Figure content listings
━━━━━━

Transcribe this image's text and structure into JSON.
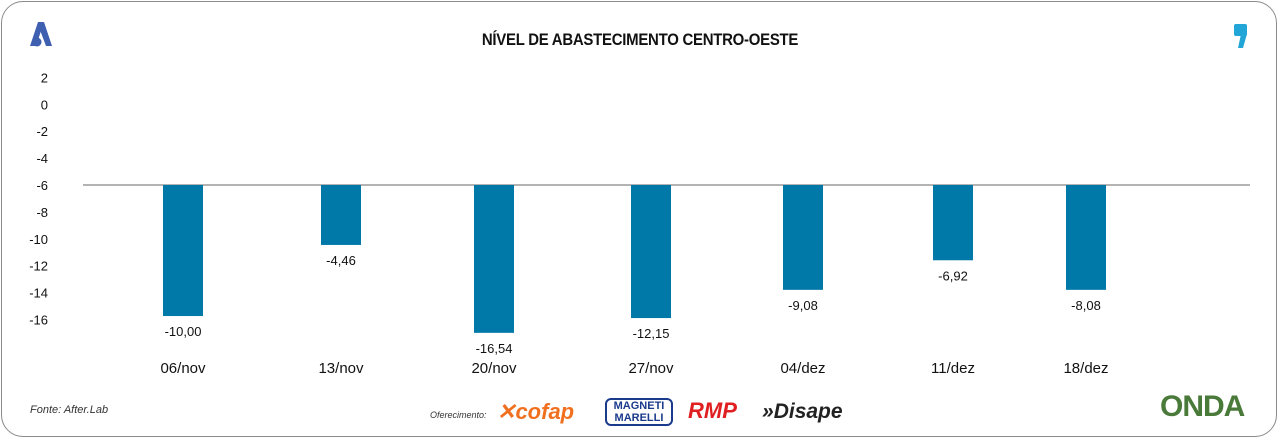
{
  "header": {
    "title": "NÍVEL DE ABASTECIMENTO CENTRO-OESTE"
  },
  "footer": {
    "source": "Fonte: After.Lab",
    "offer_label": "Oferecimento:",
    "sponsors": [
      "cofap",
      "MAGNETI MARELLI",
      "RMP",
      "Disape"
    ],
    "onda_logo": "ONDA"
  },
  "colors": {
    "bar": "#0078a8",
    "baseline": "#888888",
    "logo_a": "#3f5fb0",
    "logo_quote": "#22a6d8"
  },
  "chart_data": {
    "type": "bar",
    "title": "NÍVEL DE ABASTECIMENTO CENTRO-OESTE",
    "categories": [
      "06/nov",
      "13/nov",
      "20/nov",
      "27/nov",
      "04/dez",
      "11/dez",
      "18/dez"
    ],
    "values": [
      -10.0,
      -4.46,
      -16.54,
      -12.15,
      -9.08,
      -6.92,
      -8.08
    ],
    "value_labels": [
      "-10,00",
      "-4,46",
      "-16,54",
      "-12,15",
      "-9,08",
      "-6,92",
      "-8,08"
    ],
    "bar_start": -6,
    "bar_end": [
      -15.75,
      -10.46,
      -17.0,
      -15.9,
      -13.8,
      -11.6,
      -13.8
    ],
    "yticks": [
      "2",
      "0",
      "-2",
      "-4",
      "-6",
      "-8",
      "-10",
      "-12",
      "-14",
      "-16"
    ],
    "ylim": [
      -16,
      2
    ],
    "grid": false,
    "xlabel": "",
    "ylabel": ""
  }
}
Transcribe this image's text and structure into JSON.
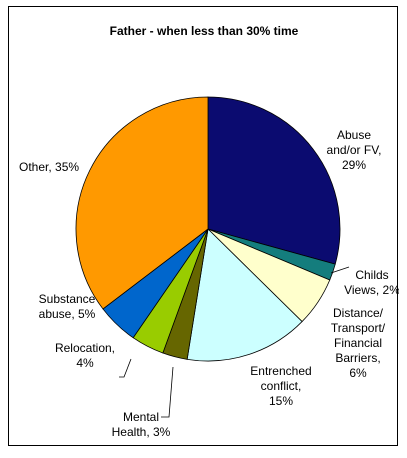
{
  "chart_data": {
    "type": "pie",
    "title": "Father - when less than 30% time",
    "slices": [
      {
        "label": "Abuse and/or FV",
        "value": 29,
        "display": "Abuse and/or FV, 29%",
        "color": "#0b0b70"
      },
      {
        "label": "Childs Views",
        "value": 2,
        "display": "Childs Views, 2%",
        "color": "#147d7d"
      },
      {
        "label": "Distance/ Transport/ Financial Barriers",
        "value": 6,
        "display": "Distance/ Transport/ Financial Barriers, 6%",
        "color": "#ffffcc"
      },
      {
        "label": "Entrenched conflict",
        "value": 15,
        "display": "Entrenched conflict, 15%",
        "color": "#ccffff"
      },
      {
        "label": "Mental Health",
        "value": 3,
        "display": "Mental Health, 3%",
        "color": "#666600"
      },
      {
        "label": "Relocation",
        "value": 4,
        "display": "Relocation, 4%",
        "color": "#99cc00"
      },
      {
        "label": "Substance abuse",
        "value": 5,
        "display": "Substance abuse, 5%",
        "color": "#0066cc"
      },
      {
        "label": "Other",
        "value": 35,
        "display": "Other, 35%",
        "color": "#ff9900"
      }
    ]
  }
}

━━━━━━

• SET TASK:
Look through the entries above and report each line where the string "NÍVEL" occurs.

• REPLY TO THE TASK:
    "title": "NÍVEL DE ABASTECIMENTO CENTRO-OESTE"
    "title": "NÍVEL DE ABASTECIMENTO CENTRO-OESTE",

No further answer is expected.